- [What to produce]: Below are some records. Pull every line that contains the word "name".

(Items from a figure collection)
— Begin —

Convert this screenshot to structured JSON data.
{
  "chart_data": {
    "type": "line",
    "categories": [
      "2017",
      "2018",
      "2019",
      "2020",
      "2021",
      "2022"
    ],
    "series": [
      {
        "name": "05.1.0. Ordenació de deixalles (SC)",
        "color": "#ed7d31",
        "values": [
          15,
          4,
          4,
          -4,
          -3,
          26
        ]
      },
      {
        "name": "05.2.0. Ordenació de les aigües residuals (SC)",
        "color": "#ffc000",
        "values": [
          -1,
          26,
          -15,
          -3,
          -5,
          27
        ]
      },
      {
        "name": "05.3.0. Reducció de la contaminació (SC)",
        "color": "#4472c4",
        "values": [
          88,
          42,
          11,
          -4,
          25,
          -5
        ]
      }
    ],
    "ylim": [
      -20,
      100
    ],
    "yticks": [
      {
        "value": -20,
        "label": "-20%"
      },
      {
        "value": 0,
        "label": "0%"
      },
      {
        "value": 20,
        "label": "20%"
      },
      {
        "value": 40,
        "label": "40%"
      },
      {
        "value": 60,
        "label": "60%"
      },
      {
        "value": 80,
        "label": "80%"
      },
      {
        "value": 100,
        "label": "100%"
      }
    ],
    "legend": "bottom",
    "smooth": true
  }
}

— End —
— Begin —

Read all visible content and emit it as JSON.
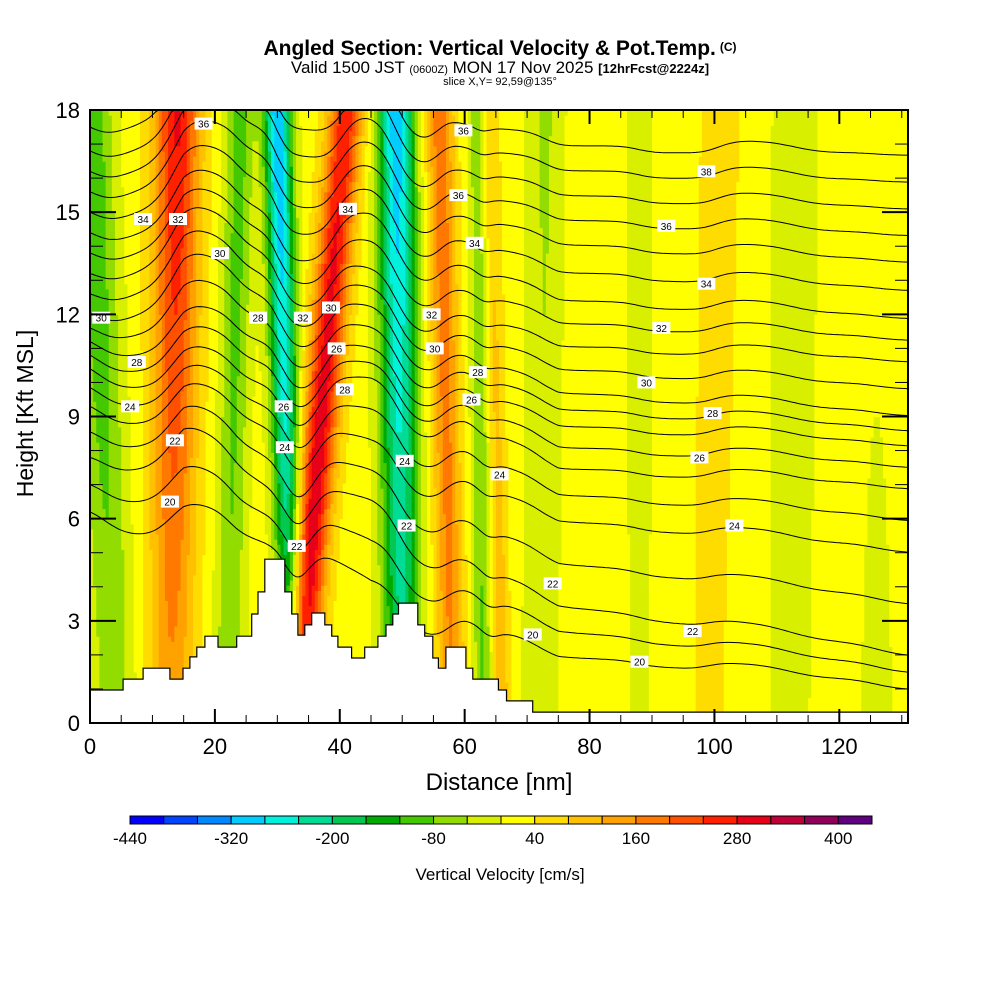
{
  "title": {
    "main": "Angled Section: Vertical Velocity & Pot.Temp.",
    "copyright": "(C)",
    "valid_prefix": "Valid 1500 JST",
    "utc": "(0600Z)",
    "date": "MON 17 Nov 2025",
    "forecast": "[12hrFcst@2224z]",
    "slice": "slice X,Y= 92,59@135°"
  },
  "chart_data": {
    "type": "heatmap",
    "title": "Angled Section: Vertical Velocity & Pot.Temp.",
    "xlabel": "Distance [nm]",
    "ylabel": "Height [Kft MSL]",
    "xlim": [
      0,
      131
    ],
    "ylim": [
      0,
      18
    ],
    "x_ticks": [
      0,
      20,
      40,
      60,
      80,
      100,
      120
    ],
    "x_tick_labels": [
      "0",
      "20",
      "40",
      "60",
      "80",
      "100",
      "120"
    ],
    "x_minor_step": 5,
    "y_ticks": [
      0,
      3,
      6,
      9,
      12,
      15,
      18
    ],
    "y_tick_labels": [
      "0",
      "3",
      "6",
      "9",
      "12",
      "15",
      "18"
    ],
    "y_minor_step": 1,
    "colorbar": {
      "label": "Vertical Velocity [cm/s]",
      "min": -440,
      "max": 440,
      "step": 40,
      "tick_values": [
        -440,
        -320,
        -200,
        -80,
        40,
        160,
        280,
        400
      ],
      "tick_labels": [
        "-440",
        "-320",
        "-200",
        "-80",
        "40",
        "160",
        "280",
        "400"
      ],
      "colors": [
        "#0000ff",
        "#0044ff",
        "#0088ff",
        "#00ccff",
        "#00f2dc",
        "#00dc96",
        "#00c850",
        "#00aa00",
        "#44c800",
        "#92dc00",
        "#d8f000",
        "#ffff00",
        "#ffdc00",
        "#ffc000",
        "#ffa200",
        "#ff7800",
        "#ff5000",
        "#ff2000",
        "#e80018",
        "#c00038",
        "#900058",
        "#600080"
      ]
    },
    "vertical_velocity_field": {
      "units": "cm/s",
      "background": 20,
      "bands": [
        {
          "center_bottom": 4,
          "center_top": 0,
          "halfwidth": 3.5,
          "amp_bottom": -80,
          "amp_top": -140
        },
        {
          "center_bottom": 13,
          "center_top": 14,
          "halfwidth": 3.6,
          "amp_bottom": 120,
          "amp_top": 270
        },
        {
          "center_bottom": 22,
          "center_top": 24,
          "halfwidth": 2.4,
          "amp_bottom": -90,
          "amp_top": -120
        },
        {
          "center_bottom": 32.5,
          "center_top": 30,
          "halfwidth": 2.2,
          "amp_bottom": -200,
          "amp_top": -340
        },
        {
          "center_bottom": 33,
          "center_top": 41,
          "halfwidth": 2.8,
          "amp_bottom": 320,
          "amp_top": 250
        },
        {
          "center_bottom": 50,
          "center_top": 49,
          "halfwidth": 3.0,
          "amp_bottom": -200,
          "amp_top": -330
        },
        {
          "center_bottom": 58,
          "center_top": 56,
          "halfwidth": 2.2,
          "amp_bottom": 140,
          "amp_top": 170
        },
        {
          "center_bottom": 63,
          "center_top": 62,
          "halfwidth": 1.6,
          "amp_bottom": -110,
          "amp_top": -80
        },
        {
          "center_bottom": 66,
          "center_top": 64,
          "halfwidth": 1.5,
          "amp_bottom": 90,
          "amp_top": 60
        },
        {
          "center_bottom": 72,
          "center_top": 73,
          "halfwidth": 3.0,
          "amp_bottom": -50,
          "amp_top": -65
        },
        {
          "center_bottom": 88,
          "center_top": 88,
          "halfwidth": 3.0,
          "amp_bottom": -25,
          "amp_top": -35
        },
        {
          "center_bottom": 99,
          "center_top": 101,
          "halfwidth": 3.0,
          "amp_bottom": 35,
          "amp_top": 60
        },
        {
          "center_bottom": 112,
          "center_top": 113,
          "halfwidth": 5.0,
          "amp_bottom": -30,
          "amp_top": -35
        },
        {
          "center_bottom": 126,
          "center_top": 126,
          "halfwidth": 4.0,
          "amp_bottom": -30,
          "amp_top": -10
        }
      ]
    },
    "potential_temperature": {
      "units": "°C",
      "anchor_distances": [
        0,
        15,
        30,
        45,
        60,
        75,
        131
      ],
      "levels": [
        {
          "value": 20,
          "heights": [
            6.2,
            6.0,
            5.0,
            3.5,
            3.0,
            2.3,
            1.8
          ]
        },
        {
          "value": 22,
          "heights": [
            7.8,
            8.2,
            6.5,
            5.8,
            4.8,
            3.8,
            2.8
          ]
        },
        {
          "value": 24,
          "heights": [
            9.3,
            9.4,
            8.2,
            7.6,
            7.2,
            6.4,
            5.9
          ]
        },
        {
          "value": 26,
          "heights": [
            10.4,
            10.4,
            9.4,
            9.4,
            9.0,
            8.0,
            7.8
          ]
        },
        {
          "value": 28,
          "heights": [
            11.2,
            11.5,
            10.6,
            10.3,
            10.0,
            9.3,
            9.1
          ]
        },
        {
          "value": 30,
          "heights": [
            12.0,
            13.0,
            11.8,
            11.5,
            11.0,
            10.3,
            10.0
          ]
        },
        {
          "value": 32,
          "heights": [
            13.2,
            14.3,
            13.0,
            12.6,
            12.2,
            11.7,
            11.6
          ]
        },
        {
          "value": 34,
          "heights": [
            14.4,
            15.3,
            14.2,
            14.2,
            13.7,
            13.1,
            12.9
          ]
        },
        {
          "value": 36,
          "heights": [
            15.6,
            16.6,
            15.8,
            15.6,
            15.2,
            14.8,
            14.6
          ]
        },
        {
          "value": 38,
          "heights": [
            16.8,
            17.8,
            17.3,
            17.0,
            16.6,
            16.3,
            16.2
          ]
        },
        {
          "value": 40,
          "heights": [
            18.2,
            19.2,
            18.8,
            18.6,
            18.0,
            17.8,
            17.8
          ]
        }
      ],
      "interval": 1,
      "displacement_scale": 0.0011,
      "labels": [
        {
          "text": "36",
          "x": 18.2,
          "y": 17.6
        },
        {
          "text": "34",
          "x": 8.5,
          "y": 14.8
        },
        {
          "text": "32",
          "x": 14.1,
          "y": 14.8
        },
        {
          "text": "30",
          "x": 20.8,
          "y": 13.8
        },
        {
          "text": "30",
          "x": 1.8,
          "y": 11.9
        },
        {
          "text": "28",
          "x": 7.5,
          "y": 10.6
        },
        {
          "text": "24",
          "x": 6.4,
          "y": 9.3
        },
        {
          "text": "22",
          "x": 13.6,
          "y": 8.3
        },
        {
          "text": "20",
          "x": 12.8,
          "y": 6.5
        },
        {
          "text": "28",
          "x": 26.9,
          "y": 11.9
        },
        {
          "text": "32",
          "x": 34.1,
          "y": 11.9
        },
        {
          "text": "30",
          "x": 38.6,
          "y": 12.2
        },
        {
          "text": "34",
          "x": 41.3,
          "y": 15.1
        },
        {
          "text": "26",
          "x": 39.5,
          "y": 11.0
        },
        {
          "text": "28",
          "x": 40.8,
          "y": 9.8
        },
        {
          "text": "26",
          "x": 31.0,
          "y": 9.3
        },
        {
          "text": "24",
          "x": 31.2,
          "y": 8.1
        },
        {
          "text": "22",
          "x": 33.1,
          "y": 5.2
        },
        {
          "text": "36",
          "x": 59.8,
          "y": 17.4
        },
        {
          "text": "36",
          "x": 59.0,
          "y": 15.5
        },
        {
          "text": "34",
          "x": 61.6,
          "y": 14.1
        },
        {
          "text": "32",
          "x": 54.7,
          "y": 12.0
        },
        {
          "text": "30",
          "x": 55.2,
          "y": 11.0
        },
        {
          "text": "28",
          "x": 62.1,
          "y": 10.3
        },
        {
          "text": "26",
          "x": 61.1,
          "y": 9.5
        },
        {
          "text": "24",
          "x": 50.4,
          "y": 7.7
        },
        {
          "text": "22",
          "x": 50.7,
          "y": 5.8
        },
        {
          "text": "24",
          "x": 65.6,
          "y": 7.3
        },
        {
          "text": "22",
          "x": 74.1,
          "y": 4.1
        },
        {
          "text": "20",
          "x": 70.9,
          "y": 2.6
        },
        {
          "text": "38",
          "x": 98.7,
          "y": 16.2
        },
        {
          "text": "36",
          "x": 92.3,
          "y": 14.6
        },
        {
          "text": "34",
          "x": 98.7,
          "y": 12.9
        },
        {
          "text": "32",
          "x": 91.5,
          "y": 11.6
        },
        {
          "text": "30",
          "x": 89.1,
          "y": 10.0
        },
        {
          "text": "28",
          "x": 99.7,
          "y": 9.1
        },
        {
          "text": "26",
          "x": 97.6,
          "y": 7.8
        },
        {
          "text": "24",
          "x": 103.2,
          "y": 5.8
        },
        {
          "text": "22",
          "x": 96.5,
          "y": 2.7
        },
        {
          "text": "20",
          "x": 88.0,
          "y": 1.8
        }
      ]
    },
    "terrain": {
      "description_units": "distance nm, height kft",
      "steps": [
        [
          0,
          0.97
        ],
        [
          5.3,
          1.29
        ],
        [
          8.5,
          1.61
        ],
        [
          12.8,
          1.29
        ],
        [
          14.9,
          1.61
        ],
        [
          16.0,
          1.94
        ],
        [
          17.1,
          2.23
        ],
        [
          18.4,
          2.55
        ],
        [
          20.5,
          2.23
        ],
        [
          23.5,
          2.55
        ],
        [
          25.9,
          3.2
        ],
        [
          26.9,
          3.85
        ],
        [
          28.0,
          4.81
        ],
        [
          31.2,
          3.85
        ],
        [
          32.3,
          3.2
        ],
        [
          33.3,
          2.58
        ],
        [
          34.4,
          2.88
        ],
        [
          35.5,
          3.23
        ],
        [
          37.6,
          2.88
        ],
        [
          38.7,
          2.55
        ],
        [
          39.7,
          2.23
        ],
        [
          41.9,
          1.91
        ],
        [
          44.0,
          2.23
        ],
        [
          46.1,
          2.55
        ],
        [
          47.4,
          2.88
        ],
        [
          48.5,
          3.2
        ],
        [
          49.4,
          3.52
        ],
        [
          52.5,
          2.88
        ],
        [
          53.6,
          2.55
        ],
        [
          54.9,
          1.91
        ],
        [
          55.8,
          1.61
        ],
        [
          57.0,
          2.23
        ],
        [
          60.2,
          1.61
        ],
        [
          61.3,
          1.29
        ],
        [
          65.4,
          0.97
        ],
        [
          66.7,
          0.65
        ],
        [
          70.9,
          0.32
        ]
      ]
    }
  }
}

— End —

- [Answer to this task]:
        "name": "05.1.0. Ordenació de deixalles (SC)",
        "name": "05.2.0. Ordenació de les aigües residuals (SC)",
        "name": "05.3.0. Reducció de la contaminació (SC)",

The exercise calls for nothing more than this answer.